(Stored data entries)
** START **

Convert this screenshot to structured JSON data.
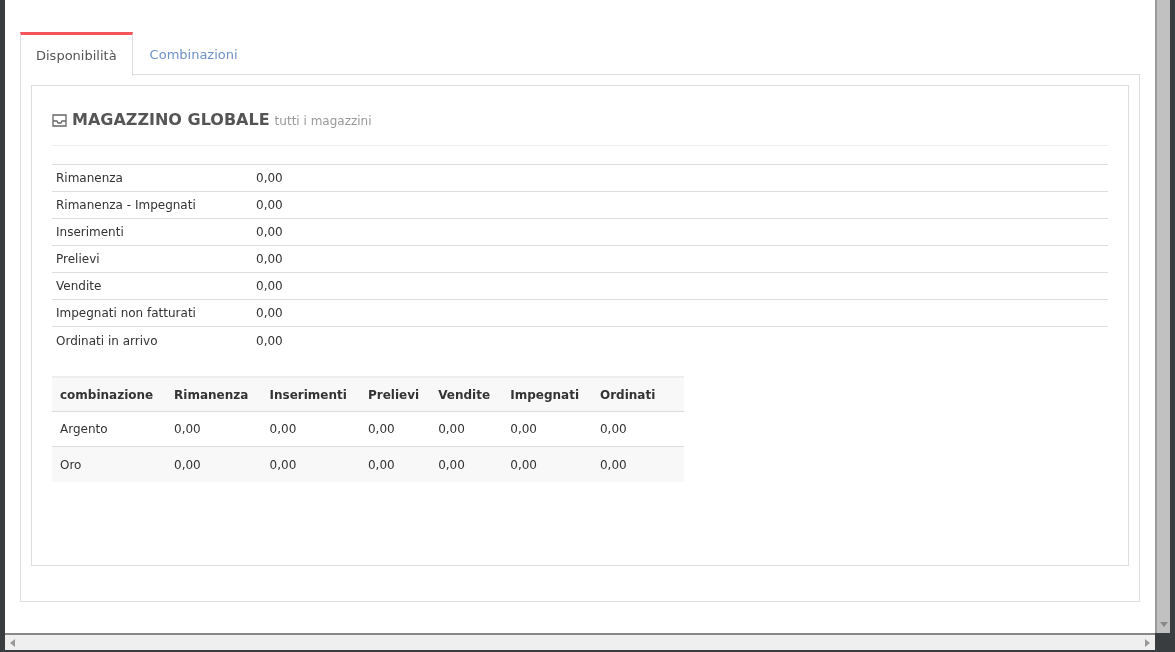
{
  "tabs": [
    {
      "label": "Disponibilità",
      "selected": true
    },
    {
      "label": "Combinazioni",
      "selected": false
    }
  ],
  "warehouse": {
    "title": "MAGAZZINO GLOBALE",
    "subtitle": "tutti i magazzini"
  },
  "stats": [
    {
      "label": "Rimanenza",
      "value": "0,00"
    },
    {
      "label": "Rimanenza - Impegnati",
      "value": "0,00"
    },
    {
      "label": "Inserimenti",
      "value": "0,00"
    },
    {
      "label": "Prelievi",
      "value": "0,00"
    },
    {
      "label": "Vendite",
      "value": "0,00"
    },
    {
      "label": "Impegnati non fatturati",
      "value": "0,00"
    },
    {
      "label": "Ordinati in arrivo",
      "value": "0,00"
    }
  ],
  "combinations": {
    "columns": [
      "combinazione",
      "Rimanenza",
      "Inserimenti",
      "Prelievi",
      "Vendite",
      "Impegnati",
      "Ordinati"
    ],
    "rows": [
      [
        "Argento",
        "0,00",
        "0,00",
        "0,00",
        "0,00",
        "0,00",
        "0,00"
      ],
      [
        "Oro",
        "0,00",
        "0,00",
        "0,00",
        "0,00",
        "0,00",
        "0,00"
      ]
    ]
  }
}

** END **

## EXERCISE DETAILS:
Print the records above exactly as they stand, but leave out the pictures.

## ANSWER BELOW:
Convert this screenshot to structured JSON data.
{
  "tabs": [
    {
      "label": "Disponibilità",
      "selected": true
    },
    {
      "label": "Combinazioni",
      "selected": false
    }
  ],
  "warehouse": {
    "title": "MAGAZZINO GLOBALE",
    "subtitle": "tutti i magazzini"
  },
  "stats": [
    {
      "label": "Rimanenza",
      "value": "0,00"
    },
    {
      "label": "Rimanenza - Impegnati",
      "value": "0,00"
    },
    {
      "label": "Inserimenti",
      "value": "0,00"
    },
    {
      "label": "Prelievi",
      "value": "0,00"
    },
    {
      "label": "Vendite",
      "value": "0,00"
    },
    {
      "label": "Impegnati non fatturati",
      "value": "0,00"
    },
    {
      "label": "Ordinati in arrivo",
      "value": "0,00"
    }
  ],
  "combinations": {
    "columns": [
      "combinazione",
      "Rimanenza",
      "Inserimenti",
      "Prelievi",
      "Vendite",
      "Impegnati",
      "Ordinati"
    ],
    "rows": [
      [
        "Argento",
        "0,00",
        "0,00",
        "0,00",
        "0,00",
        "0,00",
        "0,00"
      ],
      [
        "Oro",
        "0,00",
        "0,00",
        "0,00",
        "0,00",
        "0,00",
        "0,00"
      ]
    ]
  }
}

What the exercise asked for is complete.